(Chart and figure data)
------------------------------------------------

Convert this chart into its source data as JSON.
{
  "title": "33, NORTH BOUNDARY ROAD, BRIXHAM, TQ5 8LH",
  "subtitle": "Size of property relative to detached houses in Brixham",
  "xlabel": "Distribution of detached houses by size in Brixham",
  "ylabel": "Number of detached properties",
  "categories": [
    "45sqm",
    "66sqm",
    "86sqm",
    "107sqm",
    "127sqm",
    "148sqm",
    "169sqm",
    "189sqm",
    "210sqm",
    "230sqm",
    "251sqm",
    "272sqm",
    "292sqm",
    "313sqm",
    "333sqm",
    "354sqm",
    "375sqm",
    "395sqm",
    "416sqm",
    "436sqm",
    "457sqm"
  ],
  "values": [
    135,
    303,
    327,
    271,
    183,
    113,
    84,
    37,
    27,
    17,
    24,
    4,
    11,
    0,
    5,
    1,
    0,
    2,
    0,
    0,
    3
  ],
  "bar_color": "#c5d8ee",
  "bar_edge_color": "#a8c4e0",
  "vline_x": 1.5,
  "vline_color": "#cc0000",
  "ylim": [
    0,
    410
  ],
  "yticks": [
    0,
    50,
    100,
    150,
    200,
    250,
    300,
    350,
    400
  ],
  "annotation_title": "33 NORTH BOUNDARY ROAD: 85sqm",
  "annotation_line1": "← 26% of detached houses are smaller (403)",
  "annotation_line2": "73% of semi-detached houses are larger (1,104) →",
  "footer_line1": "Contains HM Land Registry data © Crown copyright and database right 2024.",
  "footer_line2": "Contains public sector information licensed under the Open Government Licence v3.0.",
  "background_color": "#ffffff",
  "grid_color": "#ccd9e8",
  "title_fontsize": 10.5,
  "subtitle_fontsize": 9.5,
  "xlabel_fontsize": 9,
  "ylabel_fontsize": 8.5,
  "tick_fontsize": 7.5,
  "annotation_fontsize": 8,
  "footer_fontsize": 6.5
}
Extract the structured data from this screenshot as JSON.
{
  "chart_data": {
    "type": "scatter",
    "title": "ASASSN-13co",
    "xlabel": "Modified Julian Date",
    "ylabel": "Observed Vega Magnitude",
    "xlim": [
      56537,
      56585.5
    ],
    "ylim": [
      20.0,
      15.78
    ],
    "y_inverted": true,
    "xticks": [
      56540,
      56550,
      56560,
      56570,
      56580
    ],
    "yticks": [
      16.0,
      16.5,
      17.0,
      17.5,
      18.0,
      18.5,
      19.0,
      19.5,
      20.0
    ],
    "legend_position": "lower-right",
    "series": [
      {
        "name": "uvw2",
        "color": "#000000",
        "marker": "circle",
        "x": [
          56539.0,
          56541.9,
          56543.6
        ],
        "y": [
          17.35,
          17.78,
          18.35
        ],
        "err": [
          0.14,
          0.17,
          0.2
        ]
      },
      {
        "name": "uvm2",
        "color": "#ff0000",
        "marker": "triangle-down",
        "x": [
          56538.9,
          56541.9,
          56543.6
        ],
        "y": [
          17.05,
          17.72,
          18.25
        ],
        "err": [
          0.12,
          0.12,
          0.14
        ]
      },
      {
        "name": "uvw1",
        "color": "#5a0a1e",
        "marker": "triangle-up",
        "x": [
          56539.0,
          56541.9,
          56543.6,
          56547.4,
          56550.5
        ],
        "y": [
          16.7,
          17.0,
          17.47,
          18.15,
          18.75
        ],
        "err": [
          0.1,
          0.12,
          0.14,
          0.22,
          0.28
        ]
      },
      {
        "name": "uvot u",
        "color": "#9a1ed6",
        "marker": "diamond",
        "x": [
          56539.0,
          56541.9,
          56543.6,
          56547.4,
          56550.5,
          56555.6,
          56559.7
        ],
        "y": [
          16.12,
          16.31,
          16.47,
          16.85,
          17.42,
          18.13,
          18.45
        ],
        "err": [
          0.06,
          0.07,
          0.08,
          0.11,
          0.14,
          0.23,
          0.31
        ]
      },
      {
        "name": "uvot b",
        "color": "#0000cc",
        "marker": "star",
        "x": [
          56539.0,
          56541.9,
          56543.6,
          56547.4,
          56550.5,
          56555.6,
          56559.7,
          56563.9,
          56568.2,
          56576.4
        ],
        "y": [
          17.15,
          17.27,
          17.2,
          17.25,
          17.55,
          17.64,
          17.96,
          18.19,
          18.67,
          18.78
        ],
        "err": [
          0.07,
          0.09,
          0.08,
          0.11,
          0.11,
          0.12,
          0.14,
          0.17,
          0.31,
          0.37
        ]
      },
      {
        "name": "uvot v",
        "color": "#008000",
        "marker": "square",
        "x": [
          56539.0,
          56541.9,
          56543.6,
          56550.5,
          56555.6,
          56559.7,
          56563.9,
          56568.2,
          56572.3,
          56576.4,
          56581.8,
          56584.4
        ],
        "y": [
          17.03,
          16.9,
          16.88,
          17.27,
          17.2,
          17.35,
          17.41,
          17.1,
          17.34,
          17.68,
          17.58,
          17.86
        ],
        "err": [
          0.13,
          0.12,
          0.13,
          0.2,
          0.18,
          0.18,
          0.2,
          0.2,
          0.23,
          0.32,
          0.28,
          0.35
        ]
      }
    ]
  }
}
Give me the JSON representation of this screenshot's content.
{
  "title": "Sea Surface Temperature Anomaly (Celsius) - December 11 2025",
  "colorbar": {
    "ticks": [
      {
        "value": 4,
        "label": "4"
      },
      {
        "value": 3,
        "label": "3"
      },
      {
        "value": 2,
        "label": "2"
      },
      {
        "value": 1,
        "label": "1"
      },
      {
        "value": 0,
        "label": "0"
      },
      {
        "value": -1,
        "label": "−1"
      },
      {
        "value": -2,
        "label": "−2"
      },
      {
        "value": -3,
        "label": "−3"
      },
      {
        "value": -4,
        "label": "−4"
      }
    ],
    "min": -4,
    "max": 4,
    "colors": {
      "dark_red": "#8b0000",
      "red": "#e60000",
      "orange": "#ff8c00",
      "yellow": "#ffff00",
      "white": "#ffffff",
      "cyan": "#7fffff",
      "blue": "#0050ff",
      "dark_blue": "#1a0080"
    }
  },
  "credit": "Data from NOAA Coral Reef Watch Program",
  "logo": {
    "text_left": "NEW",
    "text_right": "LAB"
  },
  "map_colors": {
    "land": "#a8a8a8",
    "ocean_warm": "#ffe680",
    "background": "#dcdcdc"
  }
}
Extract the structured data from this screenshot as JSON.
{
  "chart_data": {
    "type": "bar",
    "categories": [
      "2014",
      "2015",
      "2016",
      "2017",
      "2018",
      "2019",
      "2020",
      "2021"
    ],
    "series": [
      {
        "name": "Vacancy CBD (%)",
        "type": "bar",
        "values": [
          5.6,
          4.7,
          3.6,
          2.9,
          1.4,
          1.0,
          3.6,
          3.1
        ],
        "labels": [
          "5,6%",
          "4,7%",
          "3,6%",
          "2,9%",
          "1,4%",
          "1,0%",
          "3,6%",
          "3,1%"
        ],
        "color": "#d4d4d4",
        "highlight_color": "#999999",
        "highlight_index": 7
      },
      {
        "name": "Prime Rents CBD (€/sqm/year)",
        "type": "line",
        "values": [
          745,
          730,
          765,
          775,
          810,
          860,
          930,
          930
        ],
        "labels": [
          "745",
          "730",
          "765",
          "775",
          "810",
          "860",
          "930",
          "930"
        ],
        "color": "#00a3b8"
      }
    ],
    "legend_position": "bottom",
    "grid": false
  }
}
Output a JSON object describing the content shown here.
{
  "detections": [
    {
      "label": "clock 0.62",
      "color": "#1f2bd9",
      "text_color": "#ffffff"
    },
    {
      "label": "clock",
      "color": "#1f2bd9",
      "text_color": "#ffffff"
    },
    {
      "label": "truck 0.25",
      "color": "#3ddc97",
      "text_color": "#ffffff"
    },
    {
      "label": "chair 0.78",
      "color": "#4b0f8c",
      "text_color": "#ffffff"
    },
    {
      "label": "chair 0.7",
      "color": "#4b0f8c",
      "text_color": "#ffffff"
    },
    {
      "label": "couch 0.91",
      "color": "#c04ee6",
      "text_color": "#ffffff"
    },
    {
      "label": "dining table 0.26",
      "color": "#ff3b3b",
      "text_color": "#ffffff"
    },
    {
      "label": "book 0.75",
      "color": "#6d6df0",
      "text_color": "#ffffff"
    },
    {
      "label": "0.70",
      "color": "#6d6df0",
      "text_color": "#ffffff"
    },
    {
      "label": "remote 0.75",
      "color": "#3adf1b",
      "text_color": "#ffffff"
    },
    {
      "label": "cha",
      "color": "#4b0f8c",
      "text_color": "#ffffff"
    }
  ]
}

------------------------------------------------

Aim of the task: Only the number is wanted: how many lines in the data include the word "type"?

The response: 4